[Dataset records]
····················

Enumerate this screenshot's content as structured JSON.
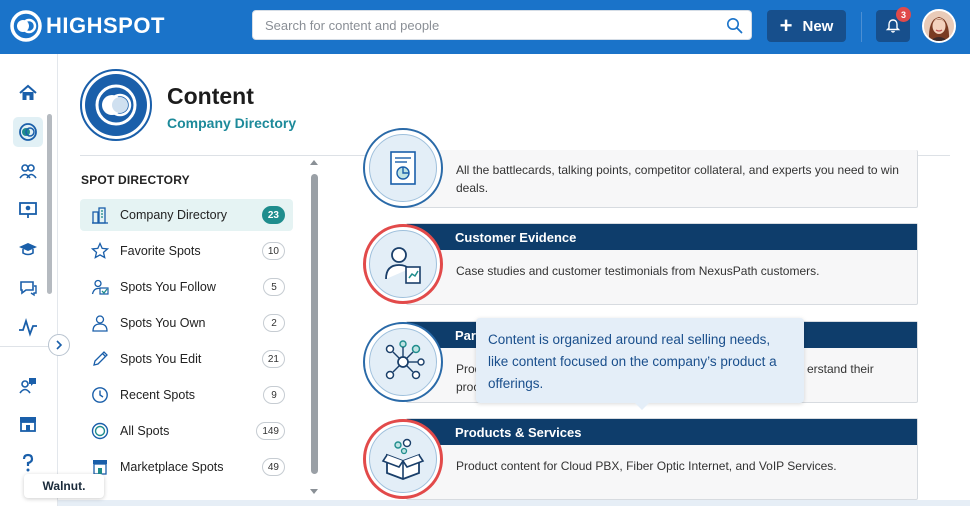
{
  "header": {
    "logo_text": "HIGHSPOT",
    "search_placeholder": "Search for content and people",
    "new_label": "New",
    "notification_count": "3"
  },
  "rail": {
    "items": [
      "home-icon",
      "spots-icon",
      "people-icon",
      "presentation-icon",
      "training-icon",
      "chat-icon",
      "analytics-icon",
      "feedback-icon",
      "store-icon",
      "help-icon"
    ]
  },
  "page": {
    "title": "Content",
    "subtitle": "Company Directory"
  },
  "directory": {
    "heading": "SPOT DIRECTORY",
    "items": [
      {
        "label": "Company Directory",
        "count": "23",
        "active": true
      },
      {
        "label": "Favorite Spots",
        "count": "10"
      },
      {
        "label": "Spots You Follow",
        "count": "5"
      },
      {
        "label": "Spots You Own",
        "count": "2"
      },
      {
        "label": "Spots You Edit",
        "count": "21"
      },
      {
        "label": "Recent Spots",
        "count": "9"
      },
      {
        "label": "All Spots",
        "count": "149"
      },
      {
        "label": "Marketplace Spots",
        "count": "49"
      }
    ]
  },
  "cards": [
    {
      "title": "",
      "desc": "All the battlecards, talking points, competitor collateral, and experts you need to win deals."
    },
    {
      "title": "Customer Evidence",
      "desc": "Case studies and customer testimonials from NexusPath customers."
    },
    {
      "title": "Part",
      "desc_left": "Prod",
      "desc_left2": "proc",
      "desc_right": "erstand their"
    },
    {
      "title": "Products & Services",
      "desc": "Product content for Cloud PBX, Fiber Optic Internet, and VoIP Services."
    }
  ],
  "tooltip": {
    "text": "Content is organized around real selling needs, like content focused on the company’s product a offerings."
  },
  "walnut": {
    "label": "Walnut."
  },
  "colors": {
    "brand_blue": "#1a73c9",
    "card_header": "#0e3d6b",
    "accent_teal": "#1f8d8d",
    "highlight_red": "#e24a4a"
  }
}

····················

WRITTEN EXERCISE »
Scan the listing above and identify each line holding the string "people"; copy every such line.

TASK SOLUTION »
    "search_placeholder": "Search for content and people",
      "people-icon",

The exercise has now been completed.